— Begin Article —

3. You got even better at communicating.
I don’t know about those new TV commercials showing us shaggy and unshorn, running out of our house to talk to people again, but most of us didn’t have the luxury of not talking to people or doing our jobs. Zoom exhausted us because of the incredible demand it put on us to ensure that our messages were heard. That is some skill. You worked hard at it—and it shows.
4. You have more options (including “no”).
Now that you know what it is to do NOTHING, every opportunity to do something is simply that: an opportunity. We now know we can die of many things, but not boredom. If anything, this sharpens our decisions and requires that we rejoin the world intentionally. And I intend to be pretty choosy. No one said that just because many parts of the world are open, we now have to spend every second out there.
5. You have an appetite now.
There’s a reason why I don’t eat sushi too regularly—and it’s not about the mercury. It’s because it’s too expensive to take for granted. I know when it’s time to eat it again because I crave it specifically. It’s not a tuna sandwich; it’s special.
In the past year, we’ve all built up a healthy appetite for company. And we’re more likely to enjoy it, the way a meal tastes better when you’re hungry. Maybe we took each other for granted before. But now, it’s different. Whether you are able to go back out there now or hopefully will soon, not only will you be able to rise to that occasion at the time; you will savor it.

— End Article —

**Short task 1**
Please rewrite the rows from the first one up to and including the row with "- bar: [173, 582, 303, 593]", substituting "enclosing box" for "bounding box" and changing nothing else.

— Begin Given records —

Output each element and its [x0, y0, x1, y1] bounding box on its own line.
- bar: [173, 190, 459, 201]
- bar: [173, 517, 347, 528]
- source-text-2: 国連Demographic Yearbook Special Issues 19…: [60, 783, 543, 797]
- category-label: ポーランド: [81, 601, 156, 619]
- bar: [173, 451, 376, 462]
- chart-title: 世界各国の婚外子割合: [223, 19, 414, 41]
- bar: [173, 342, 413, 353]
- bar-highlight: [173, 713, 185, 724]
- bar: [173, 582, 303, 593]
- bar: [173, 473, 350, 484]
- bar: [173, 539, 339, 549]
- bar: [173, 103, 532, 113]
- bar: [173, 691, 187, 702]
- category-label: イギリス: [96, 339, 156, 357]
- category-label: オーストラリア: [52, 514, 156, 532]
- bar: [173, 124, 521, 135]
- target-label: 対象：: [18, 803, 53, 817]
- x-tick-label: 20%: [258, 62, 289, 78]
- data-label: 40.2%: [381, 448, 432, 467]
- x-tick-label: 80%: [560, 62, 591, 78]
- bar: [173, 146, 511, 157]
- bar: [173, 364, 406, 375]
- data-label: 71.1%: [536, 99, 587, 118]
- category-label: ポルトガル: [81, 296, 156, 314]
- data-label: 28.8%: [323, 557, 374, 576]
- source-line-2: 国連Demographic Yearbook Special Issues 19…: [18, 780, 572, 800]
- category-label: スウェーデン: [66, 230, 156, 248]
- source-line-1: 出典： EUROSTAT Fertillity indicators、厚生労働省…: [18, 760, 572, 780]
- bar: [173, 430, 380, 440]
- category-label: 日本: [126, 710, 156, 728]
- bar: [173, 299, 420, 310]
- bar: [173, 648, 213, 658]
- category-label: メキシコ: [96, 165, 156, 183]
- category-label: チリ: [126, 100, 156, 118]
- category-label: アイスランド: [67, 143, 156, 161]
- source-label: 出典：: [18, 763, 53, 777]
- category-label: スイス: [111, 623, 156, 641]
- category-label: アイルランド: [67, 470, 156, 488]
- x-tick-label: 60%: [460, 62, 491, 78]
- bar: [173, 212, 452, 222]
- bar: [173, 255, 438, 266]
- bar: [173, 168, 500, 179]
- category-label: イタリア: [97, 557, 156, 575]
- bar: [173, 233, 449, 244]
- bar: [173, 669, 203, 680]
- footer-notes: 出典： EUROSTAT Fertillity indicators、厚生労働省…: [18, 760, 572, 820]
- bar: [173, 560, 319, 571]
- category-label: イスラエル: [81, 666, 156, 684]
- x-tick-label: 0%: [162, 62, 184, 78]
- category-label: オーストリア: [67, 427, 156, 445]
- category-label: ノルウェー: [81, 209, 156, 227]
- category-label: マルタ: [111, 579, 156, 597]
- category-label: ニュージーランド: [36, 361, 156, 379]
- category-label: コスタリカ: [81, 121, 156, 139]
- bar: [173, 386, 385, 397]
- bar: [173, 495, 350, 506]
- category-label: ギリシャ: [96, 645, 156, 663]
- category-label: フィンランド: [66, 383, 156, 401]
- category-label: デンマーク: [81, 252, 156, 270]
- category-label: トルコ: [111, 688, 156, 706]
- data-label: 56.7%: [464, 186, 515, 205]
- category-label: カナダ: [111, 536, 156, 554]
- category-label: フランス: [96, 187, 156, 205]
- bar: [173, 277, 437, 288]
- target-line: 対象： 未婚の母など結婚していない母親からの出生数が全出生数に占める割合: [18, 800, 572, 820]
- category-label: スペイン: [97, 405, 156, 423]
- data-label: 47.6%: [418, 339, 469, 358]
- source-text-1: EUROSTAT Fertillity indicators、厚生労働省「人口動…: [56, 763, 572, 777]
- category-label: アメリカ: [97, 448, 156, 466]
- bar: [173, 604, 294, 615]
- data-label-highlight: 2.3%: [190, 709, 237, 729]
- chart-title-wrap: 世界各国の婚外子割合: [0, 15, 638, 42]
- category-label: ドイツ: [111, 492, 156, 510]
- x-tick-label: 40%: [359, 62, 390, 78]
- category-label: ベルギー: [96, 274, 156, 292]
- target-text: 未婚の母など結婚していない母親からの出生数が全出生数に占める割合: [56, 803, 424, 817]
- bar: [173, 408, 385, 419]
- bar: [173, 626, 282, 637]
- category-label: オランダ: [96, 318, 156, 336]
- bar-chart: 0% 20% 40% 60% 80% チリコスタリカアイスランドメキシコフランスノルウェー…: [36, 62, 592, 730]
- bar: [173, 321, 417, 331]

— End Given records —

**Short task 2**
Translate this sentence from the article into Spanish: "Zoom exhausted us because of the incredible demand it put on us to ensure that our messages were heard."

**Complete output 1**
Output each element and its [x0, y0, x1, y1] enclosing box on its own line.
- bar: [173, 190, 459, 201]
- bar: [173, 517, 347, 528]
- source-text-2: 国連Demographic Yearbook Special Issues 19…: [60, 783, 543, 797]
- category-label: ポーランド: [81, 601, 156, 619]
- bar: [173, 451, 376, 462]
- chart-title: 世界各国の婚外子割合: [223, 19, 414, 41]
- bar: [173, 342, 413, 353]
- bar-highlight: [173, 713, 185, 724]
- bar: [173, 582, 303, 593]

**Complete output 2**
Zoom nos agotó por la increíble exigencia que nos impuso de asegurarnos de que nuestros mensajes fueran escuchados.